TASK INSTRUCTIONS »
Select all lines in the records that include "Error".

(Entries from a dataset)
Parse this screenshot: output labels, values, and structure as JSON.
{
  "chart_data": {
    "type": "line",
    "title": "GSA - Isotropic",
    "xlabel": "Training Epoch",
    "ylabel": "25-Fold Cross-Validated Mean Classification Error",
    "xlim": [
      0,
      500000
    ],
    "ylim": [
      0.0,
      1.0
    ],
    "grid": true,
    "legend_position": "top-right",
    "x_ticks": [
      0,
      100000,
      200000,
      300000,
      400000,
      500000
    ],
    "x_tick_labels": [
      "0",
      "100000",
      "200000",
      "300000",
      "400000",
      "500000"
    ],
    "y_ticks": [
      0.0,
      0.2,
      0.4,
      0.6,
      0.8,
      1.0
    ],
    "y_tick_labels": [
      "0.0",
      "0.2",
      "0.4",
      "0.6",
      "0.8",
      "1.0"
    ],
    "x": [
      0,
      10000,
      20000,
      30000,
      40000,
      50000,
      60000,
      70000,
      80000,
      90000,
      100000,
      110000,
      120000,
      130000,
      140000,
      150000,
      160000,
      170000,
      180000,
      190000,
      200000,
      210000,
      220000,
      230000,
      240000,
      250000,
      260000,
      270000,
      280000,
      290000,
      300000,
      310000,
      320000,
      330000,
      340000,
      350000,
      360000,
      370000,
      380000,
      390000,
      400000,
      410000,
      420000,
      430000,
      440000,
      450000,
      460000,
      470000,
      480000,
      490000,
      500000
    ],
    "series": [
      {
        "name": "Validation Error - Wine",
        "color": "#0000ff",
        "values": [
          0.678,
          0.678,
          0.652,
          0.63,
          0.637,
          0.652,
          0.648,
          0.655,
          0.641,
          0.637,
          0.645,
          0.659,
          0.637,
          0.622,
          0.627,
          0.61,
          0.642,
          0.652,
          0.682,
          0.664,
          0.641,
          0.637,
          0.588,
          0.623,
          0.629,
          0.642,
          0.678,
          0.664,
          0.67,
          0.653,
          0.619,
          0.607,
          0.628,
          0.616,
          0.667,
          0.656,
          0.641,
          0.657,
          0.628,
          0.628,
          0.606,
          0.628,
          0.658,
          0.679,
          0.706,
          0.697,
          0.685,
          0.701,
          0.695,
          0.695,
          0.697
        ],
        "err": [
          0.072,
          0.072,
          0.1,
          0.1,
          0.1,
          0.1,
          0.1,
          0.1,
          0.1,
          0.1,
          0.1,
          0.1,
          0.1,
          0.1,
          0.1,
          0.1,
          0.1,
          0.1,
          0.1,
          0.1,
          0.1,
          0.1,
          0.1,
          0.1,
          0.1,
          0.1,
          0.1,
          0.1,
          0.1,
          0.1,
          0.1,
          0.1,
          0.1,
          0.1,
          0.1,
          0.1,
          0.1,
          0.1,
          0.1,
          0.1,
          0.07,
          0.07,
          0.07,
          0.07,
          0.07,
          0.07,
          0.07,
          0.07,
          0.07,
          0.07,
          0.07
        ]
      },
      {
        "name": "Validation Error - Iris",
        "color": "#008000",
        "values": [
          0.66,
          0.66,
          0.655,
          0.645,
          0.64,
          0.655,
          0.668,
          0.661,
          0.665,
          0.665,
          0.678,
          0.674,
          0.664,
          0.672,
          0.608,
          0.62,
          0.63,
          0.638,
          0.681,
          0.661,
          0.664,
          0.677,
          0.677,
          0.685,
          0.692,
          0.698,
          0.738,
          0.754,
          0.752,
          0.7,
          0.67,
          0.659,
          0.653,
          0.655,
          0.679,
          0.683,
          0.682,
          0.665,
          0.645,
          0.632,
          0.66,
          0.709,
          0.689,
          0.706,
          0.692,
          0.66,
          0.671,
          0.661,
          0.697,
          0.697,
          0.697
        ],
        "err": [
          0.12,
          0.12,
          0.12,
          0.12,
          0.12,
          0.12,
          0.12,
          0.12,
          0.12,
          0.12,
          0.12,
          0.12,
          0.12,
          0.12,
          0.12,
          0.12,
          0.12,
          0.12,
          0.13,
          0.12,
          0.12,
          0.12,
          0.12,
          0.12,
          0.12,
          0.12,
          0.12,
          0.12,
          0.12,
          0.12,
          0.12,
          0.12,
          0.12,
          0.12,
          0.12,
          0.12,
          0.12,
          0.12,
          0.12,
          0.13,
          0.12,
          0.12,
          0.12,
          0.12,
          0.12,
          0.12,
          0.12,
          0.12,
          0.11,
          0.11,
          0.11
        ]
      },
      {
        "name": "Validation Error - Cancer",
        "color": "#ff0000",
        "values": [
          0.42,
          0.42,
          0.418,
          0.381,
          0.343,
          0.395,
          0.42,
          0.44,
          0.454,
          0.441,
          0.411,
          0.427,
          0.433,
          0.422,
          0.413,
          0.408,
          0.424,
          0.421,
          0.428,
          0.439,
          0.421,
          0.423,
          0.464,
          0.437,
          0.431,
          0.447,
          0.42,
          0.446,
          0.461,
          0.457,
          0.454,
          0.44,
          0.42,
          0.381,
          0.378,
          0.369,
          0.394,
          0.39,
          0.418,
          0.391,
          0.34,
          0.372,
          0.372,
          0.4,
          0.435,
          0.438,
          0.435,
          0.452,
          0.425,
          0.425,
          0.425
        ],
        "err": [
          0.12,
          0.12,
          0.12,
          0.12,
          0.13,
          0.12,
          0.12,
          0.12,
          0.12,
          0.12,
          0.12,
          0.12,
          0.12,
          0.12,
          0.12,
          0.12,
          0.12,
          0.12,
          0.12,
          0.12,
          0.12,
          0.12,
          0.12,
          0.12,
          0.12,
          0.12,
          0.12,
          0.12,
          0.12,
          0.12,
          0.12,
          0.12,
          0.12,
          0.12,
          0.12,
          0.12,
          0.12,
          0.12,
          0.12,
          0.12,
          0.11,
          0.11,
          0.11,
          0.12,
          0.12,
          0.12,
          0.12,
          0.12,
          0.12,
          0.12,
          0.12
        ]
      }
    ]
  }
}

COMPLETE RESPONSE »
    "ylabel": "25-Fold Cross-Validated Mean Classification Error",
        "name": "Validation Error - Wine",
        "name": "Validation Error - Iris",
        "name": "Validation Error - Cancer",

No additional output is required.